Your objective:
Copy out all lines carrying the word "detached".

Data supplied:
______________________________
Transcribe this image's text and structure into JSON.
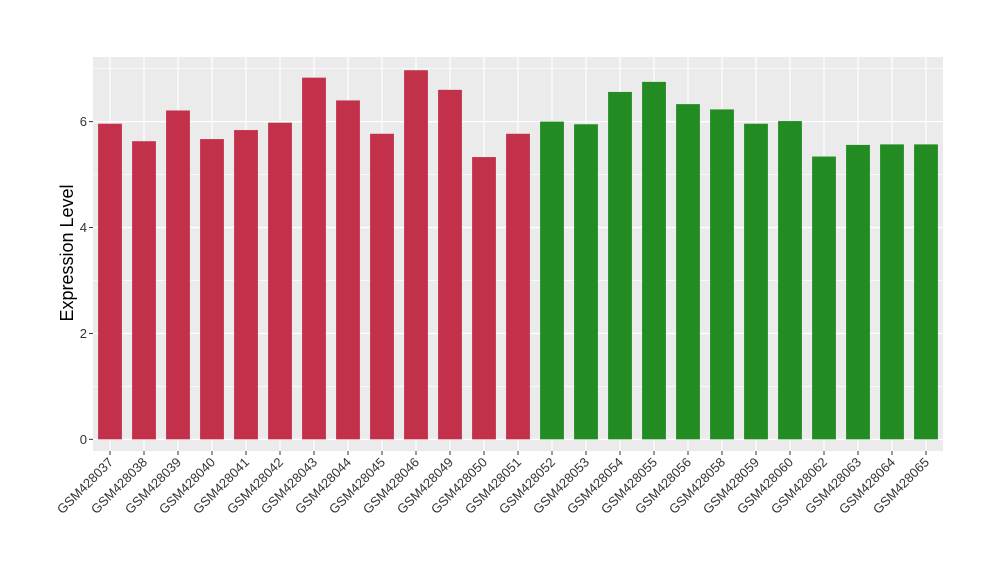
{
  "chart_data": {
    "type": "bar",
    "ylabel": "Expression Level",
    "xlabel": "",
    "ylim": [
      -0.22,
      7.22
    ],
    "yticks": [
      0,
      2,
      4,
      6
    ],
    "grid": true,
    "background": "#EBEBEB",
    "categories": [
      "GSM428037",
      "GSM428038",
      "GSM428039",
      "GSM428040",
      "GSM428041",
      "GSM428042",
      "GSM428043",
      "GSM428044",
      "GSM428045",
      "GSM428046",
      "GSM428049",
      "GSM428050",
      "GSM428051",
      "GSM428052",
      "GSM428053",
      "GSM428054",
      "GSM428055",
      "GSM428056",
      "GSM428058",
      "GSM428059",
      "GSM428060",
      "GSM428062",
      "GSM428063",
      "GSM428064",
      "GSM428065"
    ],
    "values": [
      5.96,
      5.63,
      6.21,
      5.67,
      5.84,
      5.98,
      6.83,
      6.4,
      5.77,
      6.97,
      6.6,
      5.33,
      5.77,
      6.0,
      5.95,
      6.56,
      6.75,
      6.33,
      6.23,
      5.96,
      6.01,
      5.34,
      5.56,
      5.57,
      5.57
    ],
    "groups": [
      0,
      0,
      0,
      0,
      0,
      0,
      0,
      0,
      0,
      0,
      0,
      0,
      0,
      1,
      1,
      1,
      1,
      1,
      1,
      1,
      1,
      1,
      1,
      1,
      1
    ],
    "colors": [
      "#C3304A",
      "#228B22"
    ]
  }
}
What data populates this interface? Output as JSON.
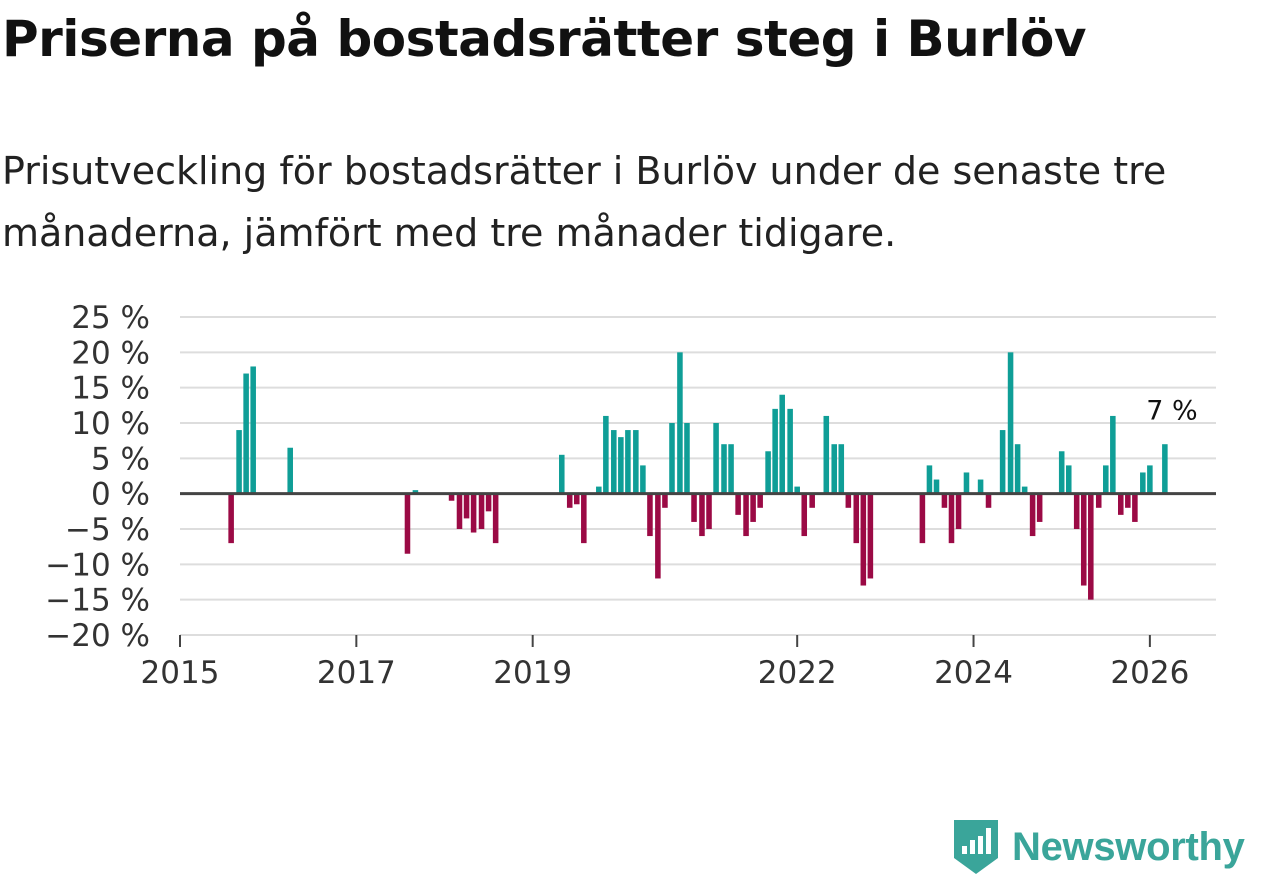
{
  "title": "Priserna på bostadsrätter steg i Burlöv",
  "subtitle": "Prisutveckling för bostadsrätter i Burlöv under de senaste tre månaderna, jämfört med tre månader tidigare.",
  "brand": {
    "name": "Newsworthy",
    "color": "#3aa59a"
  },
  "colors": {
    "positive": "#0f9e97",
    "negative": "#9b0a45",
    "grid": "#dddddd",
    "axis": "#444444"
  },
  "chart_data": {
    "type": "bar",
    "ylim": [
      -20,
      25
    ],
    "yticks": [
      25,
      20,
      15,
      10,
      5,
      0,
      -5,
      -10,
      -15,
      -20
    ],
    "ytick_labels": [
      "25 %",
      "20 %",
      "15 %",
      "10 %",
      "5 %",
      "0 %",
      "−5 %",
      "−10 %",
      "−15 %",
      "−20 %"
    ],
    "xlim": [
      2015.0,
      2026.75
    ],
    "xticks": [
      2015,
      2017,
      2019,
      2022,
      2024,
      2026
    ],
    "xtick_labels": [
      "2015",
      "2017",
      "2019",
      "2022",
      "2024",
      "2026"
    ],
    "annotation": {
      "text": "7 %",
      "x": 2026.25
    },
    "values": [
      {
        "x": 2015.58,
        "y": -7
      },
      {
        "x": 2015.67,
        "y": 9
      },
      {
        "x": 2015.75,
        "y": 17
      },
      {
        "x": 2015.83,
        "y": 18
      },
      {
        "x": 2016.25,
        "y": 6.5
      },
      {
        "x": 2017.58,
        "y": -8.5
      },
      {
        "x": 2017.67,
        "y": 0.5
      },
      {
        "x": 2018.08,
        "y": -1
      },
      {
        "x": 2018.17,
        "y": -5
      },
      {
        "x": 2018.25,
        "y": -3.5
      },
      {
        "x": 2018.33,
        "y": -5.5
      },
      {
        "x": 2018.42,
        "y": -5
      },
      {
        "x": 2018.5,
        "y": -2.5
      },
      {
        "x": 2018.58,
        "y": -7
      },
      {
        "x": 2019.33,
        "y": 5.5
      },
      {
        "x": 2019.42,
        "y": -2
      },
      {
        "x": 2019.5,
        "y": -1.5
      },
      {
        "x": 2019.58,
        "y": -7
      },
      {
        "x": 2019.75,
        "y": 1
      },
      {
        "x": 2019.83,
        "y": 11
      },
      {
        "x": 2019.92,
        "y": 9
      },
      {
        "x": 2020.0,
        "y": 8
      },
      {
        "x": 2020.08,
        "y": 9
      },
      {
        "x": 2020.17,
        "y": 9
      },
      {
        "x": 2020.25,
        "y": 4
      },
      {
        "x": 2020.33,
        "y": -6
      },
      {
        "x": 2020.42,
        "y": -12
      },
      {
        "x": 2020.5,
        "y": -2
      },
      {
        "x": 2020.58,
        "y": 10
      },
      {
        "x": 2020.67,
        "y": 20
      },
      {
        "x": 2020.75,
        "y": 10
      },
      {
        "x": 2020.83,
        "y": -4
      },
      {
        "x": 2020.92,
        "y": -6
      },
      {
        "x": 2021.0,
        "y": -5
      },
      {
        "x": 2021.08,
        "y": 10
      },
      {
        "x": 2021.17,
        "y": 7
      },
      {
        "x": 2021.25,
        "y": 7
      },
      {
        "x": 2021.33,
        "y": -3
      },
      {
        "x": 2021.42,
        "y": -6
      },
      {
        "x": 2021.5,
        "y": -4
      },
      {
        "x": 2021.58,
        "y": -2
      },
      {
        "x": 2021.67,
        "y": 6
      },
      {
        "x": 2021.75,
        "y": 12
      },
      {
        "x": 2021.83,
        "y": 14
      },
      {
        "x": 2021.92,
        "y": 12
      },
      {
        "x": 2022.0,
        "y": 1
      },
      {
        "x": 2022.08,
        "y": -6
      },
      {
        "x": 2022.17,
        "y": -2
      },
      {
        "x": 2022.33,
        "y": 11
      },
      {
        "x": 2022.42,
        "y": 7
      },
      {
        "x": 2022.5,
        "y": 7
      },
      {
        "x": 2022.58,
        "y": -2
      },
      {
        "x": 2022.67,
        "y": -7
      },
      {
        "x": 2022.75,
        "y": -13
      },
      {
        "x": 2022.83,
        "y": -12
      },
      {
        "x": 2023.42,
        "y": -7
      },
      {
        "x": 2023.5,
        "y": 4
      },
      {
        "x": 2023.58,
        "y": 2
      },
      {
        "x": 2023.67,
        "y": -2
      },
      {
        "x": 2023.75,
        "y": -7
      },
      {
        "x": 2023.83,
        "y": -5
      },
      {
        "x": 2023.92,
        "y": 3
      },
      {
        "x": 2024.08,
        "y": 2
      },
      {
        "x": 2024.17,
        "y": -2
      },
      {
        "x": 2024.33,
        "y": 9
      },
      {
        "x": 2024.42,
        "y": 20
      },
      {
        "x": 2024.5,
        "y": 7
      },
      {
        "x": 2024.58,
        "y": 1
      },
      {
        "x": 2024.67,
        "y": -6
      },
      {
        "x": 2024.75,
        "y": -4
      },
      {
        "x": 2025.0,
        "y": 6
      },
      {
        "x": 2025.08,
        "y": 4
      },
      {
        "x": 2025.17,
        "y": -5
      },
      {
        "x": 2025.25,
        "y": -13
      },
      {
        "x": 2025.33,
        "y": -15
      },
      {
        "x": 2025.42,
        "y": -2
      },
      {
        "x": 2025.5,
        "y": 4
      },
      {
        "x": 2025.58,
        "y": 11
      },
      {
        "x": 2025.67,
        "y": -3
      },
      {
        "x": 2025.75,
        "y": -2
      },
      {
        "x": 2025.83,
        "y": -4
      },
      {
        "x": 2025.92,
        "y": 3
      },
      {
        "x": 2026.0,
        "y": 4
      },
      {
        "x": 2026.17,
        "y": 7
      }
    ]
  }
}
______________________________
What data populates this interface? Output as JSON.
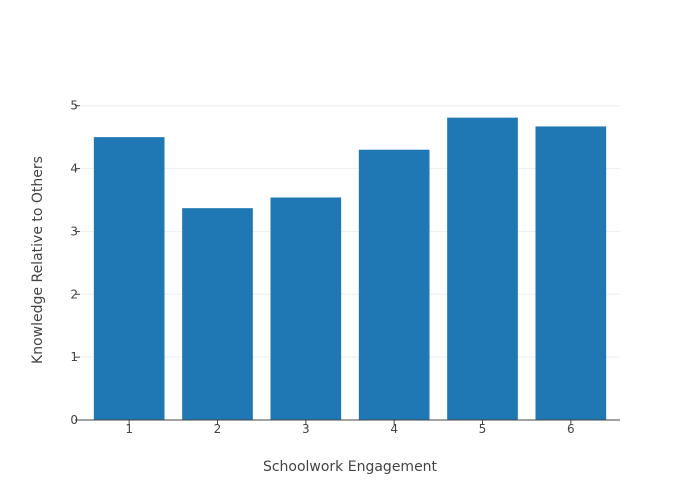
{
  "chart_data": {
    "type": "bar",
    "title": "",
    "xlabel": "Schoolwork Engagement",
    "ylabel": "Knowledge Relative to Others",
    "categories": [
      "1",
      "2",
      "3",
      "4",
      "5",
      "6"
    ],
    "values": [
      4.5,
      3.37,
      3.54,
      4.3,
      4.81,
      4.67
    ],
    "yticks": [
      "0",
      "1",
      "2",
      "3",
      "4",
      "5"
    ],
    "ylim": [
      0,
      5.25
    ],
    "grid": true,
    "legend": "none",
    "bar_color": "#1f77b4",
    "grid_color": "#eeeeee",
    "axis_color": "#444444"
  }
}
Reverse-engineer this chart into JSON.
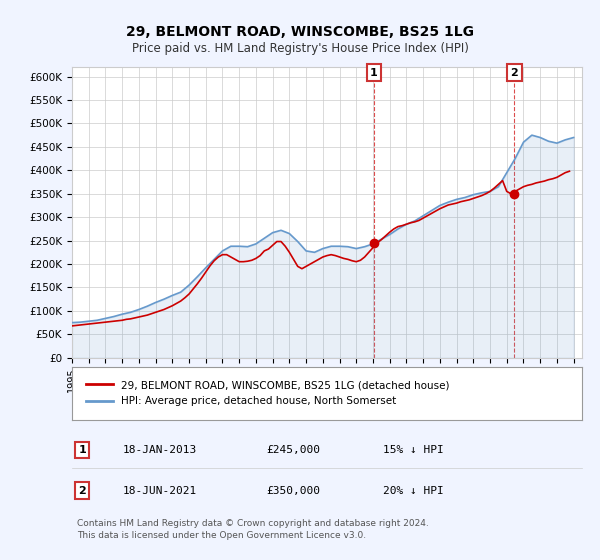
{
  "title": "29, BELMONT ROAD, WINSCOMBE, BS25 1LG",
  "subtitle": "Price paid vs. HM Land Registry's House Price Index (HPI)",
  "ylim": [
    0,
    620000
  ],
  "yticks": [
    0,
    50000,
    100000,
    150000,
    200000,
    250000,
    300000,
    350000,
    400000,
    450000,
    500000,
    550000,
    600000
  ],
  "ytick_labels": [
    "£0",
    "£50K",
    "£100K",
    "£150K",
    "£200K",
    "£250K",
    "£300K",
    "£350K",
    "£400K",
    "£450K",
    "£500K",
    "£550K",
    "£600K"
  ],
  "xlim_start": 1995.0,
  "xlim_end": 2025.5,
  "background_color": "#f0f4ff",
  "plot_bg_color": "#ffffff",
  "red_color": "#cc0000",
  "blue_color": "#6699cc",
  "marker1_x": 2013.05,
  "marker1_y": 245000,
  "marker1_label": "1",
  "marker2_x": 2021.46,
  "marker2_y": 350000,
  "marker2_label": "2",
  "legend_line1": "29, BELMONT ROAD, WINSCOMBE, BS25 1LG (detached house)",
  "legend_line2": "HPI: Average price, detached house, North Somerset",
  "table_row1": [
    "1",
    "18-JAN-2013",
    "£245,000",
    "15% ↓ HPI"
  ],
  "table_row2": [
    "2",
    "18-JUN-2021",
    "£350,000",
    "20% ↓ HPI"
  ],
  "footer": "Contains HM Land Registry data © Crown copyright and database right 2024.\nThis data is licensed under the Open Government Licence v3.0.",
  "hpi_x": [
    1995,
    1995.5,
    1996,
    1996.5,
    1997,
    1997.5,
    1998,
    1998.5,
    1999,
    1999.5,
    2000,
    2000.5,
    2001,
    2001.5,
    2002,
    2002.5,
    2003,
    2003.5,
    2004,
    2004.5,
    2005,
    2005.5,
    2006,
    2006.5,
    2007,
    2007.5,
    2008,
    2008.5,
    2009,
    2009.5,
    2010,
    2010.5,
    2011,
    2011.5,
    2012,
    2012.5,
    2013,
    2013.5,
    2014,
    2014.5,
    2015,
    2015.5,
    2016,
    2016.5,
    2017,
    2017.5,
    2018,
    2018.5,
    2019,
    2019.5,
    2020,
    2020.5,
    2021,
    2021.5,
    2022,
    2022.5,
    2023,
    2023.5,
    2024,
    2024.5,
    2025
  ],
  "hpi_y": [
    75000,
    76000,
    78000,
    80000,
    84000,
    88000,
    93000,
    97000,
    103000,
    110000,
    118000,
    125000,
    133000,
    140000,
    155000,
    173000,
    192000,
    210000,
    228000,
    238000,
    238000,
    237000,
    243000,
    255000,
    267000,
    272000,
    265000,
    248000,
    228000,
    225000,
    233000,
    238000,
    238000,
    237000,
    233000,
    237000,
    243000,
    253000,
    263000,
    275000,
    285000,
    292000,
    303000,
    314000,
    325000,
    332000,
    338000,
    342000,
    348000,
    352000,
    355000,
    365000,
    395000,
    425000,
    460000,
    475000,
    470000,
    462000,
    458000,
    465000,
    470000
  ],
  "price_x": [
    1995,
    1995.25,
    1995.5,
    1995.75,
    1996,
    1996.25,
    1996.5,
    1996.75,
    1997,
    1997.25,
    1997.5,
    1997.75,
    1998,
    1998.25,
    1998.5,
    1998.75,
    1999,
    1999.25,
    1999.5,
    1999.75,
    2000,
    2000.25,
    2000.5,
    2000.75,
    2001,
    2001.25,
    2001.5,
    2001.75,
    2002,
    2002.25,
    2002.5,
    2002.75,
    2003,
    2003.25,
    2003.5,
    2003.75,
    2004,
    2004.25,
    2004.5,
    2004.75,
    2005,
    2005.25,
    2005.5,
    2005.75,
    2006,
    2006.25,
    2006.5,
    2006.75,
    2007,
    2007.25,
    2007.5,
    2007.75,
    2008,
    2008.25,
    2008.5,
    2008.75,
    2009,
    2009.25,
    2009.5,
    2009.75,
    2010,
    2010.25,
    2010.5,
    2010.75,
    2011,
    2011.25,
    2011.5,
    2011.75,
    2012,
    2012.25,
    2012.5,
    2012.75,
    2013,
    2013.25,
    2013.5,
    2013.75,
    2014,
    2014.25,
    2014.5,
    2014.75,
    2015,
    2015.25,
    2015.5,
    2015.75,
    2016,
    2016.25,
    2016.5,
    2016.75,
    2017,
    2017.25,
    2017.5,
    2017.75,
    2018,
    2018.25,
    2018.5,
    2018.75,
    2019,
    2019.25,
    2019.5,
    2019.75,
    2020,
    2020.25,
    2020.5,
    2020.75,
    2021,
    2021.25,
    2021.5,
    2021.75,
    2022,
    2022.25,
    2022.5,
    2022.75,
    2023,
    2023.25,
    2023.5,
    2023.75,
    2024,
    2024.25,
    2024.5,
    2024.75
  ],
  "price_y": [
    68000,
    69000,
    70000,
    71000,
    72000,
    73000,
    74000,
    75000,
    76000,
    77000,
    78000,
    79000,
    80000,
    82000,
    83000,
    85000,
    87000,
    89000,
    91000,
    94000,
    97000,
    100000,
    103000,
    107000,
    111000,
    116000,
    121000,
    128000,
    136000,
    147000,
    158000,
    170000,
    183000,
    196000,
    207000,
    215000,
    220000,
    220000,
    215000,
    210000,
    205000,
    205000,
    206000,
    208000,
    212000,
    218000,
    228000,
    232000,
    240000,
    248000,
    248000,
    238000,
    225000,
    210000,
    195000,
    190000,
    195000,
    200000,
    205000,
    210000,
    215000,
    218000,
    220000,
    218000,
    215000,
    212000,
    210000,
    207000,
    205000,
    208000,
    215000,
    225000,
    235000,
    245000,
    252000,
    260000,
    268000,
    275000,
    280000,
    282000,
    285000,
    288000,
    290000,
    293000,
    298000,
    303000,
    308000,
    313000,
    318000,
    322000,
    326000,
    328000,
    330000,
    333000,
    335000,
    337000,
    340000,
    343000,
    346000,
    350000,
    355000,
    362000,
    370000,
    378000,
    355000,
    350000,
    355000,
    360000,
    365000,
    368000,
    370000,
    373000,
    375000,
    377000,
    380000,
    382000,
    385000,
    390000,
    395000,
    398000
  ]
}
______________________________
Problem solution:
  "legend_line1": "29, BELMONT ROAD, WINSCOMBE, BS25 1LG (detached house)",
  "legend_line2": "HPI: Average price, detached house, North Somerset",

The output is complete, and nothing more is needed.